> [WHAT IS BEING ASKED] Return all of the data exactly as written, without the pictures.

> [MATERIAL FOR THIS EXERCISE]
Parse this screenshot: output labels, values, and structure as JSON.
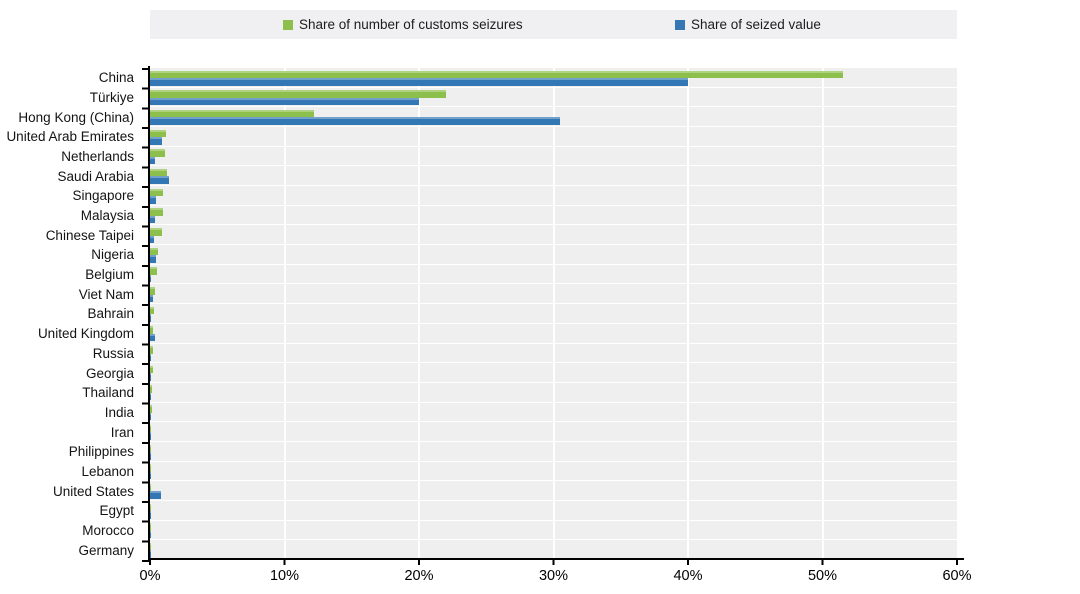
{
  "chart_data": {
    "type": "bar",
    "orientation": "horizontal",
    "title": "",
    "xlabel": "",
    "ylabel": "",
    "xlim": [
      0,
      60
    ],
    "x_tick_labels": [
      "0%",
      "10%",
      "20%",
      "30%",
      "40%",
      "50%",
      "60%"
    ],
    "grid": "vertical white gridlines every 10%",
    "legend_position": "top",
    "plot_background": "#efefef",
    "categories": [
      "China",
      "Türkiye",
      "Hong Kong (China)",
      "United Arab Emirates",
      "Netherlands",
      "Saudi Arabia",
      "Singapore",
      "Malaysia",
      "Chinese Taipei",
      "Nigeria",
      "Belgium",
      "Viet Nam",
      "Bahrain",
      "United Kingdom",
      "Russia",
      "Georgia",
      "Thailand",
      "India",
      "Iran",
      "Philippines",
      "Lebanon",
      "United States",
      "Egypt",
      "Morocco",
      "Germany"
    ],
    "series": [
      {
        "name": "Share of number of customs seizures",
        "color": "#8CBF4B",
        "values": [
          51.5,
          22.0,
          12.2,
          1.2,
          1.1,
          1.25,
          1.0,
          1.0,
          0.9,
          0.6,
          0.5,
          0.4,
          0.3,
          0.25,
          0.25,
          0.2,
          0.15,
          0.12,
          0.1,
          0.08,
          0.07,
          0.1,
          0.06,
          0.05,
          0.05
        ]
      },
      {
        "name": "Share of seized value",
        "color": "#3377B5",
        "values": [
          40.0,
          20.0,
          30.5,
          0.9,
          0.35,
          1.4,
          0.45,
          0.35,
          0.3,
          0.45,
          0.1,
          0.25,
          0.1,
          0.4,
          0.05,
          0.05,
          0.1,
          0.05,
          0.03,
          0.03,
          0.1,
          0.8,
          0.02,
          0.02,
          0.02
        ]
      }
    ]
  }
}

> [EXPECTED OUTPUT]
Parse this screenshot: output labels, values, and structure as JSON.
{
  "chart_data": {
    "type": "bar",
    "orientation": "horizontal",
    "title": "",
    "xlabel": "",
    "ylabel": "",
    "xlim": [
      0,
      60
    ],
    "x_tick_labels": [
      "0%",
      "10%",
      "20%",
      "30%",
      "40%",
      "50%",
      "60%"
    ],
    "grid": "vertical white gridlines every 10%",
    "legend_position": "top",
    "plot_background": "#efefef",
    "categories": [
      "China",
      "Türkiye",
      "Hong Kong (China)",
      "United Arab Emirates",
      "Netherlands",
      "Saudi Arabia",
      "Singapore",
      "Malaysia",
      "Chinese Taipei",
      "Nigeria",
      "Belgium",
      "Viet Nam",
      "Bahrain",
      "United Kingdom",
      "Russia",
      "Georgia",
      "Thailand",
      "India",
      "Iran",
      "Philippines",
      "Lebanon",
      "United States",
      "Egypt",
      "Morocco",
      "Germany"
    ],
    "series": [
      {
        "name": "Share of number of customs seizures",
        "color": "#8CBF4B",
        "values": [
          51.5,
          22.0,
          12.2,
          1.2,
          1.1,
          1.25,
          1.0,
          1.0,
          0.9,
          0.6,
          0.5,
          0.4,
          0.3,
          0.25,
          0.25,
          0.2,
          0.15,
          0.12,
          0.1,
          0.08,
          0.07,
          0.1,
          0.06,
          0.05,
          0.05
        ]
      },
      {
        "name": "Share of seized value",
        "color": "#3377B5",
        "values": [
          40.0,
          20.0,
          30.5,
          0.9,
          0.35,
          1.4,
          0.45,
          0.35,
          0.3,
          0.45,
          0.1,
          0.25,
          0.1,
          0.4,
          0.05,
          0.05,
          0.1,
          0.05,
          0.03,
          0.03,
          0.1,
          0.8,
          0.02,
          0.02,
          0.02
        ]
      }
    ]
  }
}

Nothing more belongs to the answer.